— EXERCISE BRIEF —
Isolate every line in the records below with "this" in it.

-- -- --

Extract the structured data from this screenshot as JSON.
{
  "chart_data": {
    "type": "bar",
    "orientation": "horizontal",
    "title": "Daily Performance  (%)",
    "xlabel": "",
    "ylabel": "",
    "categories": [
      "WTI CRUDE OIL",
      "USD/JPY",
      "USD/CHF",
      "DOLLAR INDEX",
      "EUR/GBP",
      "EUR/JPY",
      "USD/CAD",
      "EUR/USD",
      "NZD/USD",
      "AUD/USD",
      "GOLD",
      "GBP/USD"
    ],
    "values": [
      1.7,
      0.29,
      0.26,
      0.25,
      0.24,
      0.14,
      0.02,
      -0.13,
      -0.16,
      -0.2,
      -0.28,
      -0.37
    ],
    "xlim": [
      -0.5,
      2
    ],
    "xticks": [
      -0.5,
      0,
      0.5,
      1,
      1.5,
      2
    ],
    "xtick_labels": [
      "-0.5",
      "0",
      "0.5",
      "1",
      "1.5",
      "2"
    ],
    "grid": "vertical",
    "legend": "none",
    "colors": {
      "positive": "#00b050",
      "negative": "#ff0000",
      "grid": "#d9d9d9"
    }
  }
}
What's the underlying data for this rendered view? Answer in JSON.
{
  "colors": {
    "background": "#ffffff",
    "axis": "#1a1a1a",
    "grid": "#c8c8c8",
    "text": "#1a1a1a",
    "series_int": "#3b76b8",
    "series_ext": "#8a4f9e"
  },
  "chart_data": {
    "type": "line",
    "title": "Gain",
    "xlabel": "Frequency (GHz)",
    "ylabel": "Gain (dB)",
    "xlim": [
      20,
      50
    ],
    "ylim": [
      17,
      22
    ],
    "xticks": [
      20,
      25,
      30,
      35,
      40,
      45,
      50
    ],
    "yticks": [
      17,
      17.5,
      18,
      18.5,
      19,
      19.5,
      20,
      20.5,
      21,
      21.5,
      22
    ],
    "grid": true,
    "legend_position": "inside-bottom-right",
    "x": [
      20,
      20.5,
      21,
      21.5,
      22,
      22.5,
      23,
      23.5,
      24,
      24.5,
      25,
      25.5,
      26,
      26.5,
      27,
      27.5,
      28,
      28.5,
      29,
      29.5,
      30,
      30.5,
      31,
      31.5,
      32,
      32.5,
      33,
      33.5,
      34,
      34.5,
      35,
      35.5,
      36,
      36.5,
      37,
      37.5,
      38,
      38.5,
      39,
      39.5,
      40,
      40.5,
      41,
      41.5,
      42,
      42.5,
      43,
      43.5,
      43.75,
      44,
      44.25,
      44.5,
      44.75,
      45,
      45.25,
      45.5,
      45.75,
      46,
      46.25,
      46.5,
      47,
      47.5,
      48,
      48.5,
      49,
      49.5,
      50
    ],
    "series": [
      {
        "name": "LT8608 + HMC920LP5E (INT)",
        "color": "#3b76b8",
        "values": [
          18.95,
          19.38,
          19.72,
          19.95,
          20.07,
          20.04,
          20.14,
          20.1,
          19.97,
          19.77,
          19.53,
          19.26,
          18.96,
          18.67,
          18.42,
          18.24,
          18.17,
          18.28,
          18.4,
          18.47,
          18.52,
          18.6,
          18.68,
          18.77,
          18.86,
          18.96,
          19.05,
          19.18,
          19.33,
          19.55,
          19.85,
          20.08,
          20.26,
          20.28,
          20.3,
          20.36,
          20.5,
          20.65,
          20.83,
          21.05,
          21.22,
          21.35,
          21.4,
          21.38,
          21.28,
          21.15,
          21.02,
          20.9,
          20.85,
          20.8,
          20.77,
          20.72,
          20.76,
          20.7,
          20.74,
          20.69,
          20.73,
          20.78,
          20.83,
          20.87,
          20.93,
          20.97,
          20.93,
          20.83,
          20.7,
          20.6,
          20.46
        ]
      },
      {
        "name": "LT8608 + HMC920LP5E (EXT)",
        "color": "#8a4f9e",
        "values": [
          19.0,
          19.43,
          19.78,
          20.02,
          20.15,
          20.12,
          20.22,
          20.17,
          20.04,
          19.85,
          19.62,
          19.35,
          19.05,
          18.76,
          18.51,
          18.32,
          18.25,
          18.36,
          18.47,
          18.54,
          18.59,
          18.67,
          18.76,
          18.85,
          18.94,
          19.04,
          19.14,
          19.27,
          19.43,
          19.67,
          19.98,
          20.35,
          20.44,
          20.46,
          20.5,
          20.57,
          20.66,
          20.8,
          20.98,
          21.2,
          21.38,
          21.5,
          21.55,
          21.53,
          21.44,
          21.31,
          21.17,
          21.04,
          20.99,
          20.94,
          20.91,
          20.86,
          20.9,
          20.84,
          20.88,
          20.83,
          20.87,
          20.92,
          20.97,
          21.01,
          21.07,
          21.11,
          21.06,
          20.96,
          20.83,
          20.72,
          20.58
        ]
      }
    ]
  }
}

-- -- --

— IN RESPONSE —
Extract the structured data from this screenshot as JSON.
What's the underlying data for this rendered view? Answer in JSON.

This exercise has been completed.